[Collection entries]
· · ·
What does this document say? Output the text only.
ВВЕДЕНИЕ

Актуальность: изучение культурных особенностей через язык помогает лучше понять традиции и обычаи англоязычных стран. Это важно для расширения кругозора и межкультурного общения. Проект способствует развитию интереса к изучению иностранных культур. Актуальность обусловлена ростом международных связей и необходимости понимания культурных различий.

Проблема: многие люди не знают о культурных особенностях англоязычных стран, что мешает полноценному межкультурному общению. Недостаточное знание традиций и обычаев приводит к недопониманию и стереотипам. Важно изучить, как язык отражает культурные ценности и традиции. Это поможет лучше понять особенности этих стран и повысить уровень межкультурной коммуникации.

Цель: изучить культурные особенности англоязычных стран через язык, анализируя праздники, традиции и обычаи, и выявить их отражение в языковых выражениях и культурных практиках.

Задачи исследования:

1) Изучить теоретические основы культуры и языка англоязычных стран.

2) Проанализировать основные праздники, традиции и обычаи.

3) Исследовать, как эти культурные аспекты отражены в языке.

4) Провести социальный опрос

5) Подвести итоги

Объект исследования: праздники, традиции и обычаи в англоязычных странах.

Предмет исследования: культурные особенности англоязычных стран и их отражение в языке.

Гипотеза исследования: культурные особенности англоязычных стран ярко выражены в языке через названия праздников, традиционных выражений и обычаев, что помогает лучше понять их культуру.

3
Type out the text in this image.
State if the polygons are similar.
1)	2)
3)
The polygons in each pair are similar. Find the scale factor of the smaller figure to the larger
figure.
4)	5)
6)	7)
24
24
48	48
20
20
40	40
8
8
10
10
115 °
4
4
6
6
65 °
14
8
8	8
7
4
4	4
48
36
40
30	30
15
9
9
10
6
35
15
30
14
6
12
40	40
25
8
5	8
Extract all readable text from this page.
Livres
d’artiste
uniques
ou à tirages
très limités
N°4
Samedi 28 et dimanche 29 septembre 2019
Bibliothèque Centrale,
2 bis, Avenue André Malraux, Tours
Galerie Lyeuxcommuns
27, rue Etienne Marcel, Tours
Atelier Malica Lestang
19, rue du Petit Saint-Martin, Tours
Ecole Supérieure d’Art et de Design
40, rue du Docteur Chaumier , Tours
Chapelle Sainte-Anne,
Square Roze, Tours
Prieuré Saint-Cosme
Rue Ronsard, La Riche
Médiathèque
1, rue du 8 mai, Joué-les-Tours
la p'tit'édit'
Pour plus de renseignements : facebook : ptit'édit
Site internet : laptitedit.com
· · ·
Exercise aim:
Find every line that has "культурных" in it, then return those lines.

Correct result:
Актуальность: изучение культурных особенностей через язык помогает лучше понять традиции и обычаи англоязычных стран. Это важно для расширения кругозора и межкультурного общения. Проект способствует развитию интереса к изучению иностранных культур. Актуальность обусловлена ростом международных связей и необходимости понимания культурных различий.
Проблема: многие люди не знают о культурных особенностях англоязычных стран, что мешает полноценному межкультурному общению. Недостаточное знание традиций и обычаев приводит к недопониманию и стереотипам. Важно изучить, как язык отражает культурные ценности и традиции. Это поможет лучше понять особенности этих стран и повысить уровень межкультурной коммуникации.
Цель: изучить культурные особенности англоязычных стран через язык, анализируя праздники, традиции и обычаи, и выявить их отражение в языковых выражениях и культурных практиках.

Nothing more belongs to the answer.